------ BRANO

Il progetto Good By-Beton Cisef

A indicare la strada di un esempio di economia circolare applicata è il progetto Good By-Beton Cisef, un’iniziativa che nasce dall’intuizione di due aziende che operano nel milanese: La Ginestra, una società di escavazione di sabbia e ghiaia di Brugherio, e Cava Visconta di Cernusco sul Naviglio, che opera nel settore del recupero dei rifiuti da demolizione.

Al progetto collaborano anche Betonrossi di Piacenza, che produce calcestruzzo, e il Gruppo Wam di Ponte Motta di Cavezzo in provincia di Modena, che realizza macchinari per gli impianti di betonaggio e che ha ideato l’impianto Cisef.

Schema di funzionamento della macchina di selezione del calcestruzzo di ritorno

Schema di funzionamento della macchina di selezione del calcestruzzo di ritorno (fonte, progetto Good Bye-Beton Cisef)

------------
------ VOCI DEL DATASET

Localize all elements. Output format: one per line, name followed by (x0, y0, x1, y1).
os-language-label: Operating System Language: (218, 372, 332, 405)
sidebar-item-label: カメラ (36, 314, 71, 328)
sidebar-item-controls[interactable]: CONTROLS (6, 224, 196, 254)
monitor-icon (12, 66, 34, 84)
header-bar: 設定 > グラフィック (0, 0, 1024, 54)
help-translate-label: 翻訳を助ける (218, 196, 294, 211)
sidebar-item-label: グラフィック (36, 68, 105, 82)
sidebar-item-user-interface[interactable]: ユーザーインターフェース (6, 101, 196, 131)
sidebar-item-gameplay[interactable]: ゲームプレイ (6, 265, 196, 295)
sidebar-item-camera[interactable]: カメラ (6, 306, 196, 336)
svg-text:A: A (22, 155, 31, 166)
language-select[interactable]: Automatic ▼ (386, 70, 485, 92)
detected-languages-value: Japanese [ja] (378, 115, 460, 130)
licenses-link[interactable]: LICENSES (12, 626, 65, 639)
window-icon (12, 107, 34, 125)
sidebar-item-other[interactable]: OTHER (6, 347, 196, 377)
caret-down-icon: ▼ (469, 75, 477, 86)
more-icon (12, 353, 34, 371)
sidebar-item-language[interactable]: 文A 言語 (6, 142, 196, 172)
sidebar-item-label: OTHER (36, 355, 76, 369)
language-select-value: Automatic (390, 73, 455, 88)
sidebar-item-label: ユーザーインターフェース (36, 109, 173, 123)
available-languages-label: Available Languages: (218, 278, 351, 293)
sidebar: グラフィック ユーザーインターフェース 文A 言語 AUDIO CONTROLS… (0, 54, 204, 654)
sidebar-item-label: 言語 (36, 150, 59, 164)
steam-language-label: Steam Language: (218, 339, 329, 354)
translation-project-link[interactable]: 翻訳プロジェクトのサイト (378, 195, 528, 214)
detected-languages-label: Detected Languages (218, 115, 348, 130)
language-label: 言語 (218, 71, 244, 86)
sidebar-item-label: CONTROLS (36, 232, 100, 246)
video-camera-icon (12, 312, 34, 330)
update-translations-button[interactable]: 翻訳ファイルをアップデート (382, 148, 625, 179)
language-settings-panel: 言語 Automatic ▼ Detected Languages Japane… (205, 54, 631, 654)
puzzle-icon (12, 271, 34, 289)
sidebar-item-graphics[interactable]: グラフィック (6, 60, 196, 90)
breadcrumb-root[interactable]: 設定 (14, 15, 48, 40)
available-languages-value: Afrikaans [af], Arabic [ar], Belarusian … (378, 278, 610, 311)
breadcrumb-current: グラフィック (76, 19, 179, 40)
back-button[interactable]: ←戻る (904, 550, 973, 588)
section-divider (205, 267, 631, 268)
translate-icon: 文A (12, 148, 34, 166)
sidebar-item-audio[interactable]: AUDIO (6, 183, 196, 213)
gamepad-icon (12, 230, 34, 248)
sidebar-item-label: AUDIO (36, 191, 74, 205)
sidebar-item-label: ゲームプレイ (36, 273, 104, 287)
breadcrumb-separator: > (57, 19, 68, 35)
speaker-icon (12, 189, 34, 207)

------------

### IL TUO OBIETTIVO:
Ripeti parola per parola il brano sul progetto Good By-Beton Cisef da "A indicare la" a "rifiuti da demolizione.". Le righe riportate costituiscono materiale a sé, distinto dal brano.

### RISPOSTA AL COMPITO:
A indicare la strada di un esempio di economia circolare applicata è il progetto Good By-Beton Cisef, un’iniziativa che nasce dall’intuizione di due aziende che operano nel milanese: La Ginestra, una società di escavazione di sabbia e ghiaia di Brugherio, e Cava Visconta di Cernusco sul Naviglio, che opera nel settore del recupero dei rifiuti da demolizione.